PROBLEM REQUIREMENTS → Locate the word "Leinwand" in the material, then show every line that holds it.

Recorded data →

- - - - -

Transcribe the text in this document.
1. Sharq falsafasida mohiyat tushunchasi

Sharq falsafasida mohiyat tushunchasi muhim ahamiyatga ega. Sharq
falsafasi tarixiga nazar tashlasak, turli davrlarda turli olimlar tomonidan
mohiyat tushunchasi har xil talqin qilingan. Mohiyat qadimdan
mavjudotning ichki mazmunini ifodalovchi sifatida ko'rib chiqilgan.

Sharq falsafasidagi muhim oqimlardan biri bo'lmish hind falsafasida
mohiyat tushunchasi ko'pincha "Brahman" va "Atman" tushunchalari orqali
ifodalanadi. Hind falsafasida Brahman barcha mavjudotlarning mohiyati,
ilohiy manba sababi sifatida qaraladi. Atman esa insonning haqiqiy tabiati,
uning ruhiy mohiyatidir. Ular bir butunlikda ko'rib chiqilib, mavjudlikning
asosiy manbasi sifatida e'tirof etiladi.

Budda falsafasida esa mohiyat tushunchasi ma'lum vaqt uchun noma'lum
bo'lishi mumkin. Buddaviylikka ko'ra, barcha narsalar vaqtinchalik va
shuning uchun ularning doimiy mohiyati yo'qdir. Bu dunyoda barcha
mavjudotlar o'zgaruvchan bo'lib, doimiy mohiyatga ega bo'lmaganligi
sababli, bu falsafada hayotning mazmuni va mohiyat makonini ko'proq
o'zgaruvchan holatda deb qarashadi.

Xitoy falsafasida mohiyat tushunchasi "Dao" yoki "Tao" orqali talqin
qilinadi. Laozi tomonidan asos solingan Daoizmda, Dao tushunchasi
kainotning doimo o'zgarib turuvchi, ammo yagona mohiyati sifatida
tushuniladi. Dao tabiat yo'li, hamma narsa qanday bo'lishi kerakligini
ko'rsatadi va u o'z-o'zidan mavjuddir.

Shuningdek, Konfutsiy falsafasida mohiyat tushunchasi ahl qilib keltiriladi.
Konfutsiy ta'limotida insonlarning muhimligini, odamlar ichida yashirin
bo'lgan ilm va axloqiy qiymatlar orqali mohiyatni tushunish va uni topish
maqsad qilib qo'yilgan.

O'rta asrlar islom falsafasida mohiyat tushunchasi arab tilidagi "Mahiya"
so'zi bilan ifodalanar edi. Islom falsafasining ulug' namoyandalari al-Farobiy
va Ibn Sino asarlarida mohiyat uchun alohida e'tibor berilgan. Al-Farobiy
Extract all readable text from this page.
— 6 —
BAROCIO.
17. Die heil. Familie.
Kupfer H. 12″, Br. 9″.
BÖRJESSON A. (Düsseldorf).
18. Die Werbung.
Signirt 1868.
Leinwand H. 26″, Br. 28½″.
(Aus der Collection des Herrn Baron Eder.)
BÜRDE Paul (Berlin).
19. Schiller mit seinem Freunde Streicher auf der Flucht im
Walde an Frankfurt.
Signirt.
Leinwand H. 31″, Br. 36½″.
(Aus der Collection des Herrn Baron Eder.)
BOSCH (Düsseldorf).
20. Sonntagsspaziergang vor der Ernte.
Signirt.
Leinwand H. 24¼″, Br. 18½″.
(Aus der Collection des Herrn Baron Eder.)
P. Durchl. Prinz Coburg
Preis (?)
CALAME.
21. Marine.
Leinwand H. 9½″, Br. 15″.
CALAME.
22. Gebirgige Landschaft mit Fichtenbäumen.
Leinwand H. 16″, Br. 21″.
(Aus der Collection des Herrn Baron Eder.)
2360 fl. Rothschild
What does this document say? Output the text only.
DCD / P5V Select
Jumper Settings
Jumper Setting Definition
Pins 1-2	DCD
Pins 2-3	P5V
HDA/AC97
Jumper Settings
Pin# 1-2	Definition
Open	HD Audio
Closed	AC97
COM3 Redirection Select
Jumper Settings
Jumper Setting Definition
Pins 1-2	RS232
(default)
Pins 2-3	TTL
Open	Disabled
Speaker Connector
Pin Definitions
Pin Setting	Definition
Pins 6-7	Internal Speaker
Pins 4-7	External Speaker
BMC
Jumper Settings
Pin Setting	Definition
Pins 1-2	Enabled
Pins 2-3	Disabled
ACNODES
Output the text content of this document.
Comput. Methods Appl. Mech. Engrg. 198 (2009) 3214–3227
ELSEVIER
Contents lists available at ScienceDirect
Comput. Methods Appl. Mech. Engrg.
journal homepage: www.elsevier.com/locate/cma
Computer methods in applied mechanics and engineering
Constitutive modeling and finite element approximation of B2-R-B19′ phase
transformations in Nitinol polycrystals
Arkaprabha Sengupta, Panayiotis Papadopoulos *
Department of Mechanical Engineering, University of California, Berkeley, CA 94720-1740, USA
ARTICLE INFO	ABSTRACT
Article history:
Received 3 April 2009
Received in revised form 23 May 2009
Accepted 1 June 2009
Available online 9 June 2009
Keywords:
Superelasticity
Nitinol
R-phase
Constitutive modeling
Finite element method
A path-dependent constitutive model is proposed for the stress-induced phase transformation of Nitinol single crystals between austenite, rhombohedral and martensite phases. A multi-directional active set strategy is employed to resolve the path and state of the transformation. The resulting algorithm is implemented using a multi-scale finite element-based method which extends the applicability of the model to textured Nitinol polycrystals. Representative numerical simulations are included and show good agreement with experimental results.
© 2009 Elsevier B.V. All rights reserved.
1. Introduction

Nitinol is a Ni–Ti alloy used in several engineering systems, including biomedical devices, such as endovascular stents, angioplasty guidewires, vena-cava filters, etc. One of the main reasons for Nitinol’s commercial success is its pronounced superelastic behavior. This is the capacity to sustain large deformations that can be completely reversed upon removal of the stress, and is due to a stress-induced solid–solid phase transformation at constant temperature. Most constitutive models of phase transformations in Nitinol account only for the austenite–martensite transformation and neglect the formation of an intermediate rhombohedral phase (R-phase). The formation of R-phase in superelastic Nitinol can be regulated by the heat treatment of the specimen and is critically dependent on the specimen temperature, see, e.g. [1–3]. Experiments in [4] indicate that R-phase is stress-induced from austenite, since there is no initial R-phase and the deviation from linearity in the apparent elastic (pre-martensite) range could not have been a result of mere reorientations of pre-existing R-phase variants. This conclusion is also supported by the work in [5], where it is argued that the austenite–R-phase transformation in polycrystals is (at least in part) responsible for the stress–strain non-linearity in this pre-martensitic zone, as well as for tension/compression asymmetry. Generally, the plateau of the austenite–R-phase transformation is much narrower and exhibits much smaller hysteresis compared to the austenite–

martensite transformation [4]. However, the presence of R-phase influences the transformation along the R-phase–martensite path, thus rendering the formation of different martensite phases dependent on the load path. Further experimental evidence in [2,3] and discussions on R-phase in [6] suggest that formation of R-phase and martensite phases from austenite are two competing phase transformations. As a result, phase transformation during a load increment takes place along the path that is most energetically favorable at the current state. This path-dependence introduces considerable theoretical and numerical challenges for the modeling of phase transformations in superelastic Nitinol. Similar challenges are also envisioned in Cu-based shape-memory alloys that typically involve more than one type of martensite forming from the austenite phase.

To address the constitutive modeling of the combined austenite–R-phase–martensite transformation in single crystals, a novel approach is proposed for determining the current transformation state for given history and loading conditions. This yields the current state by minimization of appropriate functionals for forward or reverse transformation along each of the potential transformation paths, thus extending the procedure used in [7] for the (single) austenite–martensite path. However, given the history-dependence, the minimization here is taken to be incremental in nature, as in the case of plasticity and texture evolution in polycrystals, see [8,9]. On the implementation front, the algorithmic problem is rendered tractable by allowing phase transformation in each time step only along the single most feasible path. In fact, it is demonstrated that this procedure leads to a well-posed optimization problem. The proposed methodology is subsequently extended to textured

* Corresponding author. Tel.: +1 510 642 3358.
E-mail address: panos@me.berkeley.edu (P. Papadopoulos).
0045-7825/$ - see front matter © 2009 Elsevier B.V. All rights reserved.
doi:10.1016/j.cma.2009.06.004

- - - - -

RESULT OF THE TASK →
Leinwand H. 26″, Br. 28½″.
Leinwand H. 31″, Br. 36½″.
Leinwand H. 24¼″, Br. 18½″.
Leinwand H. 9½″, Br. 15″.
Leinwand H. 16″, Br. 21″.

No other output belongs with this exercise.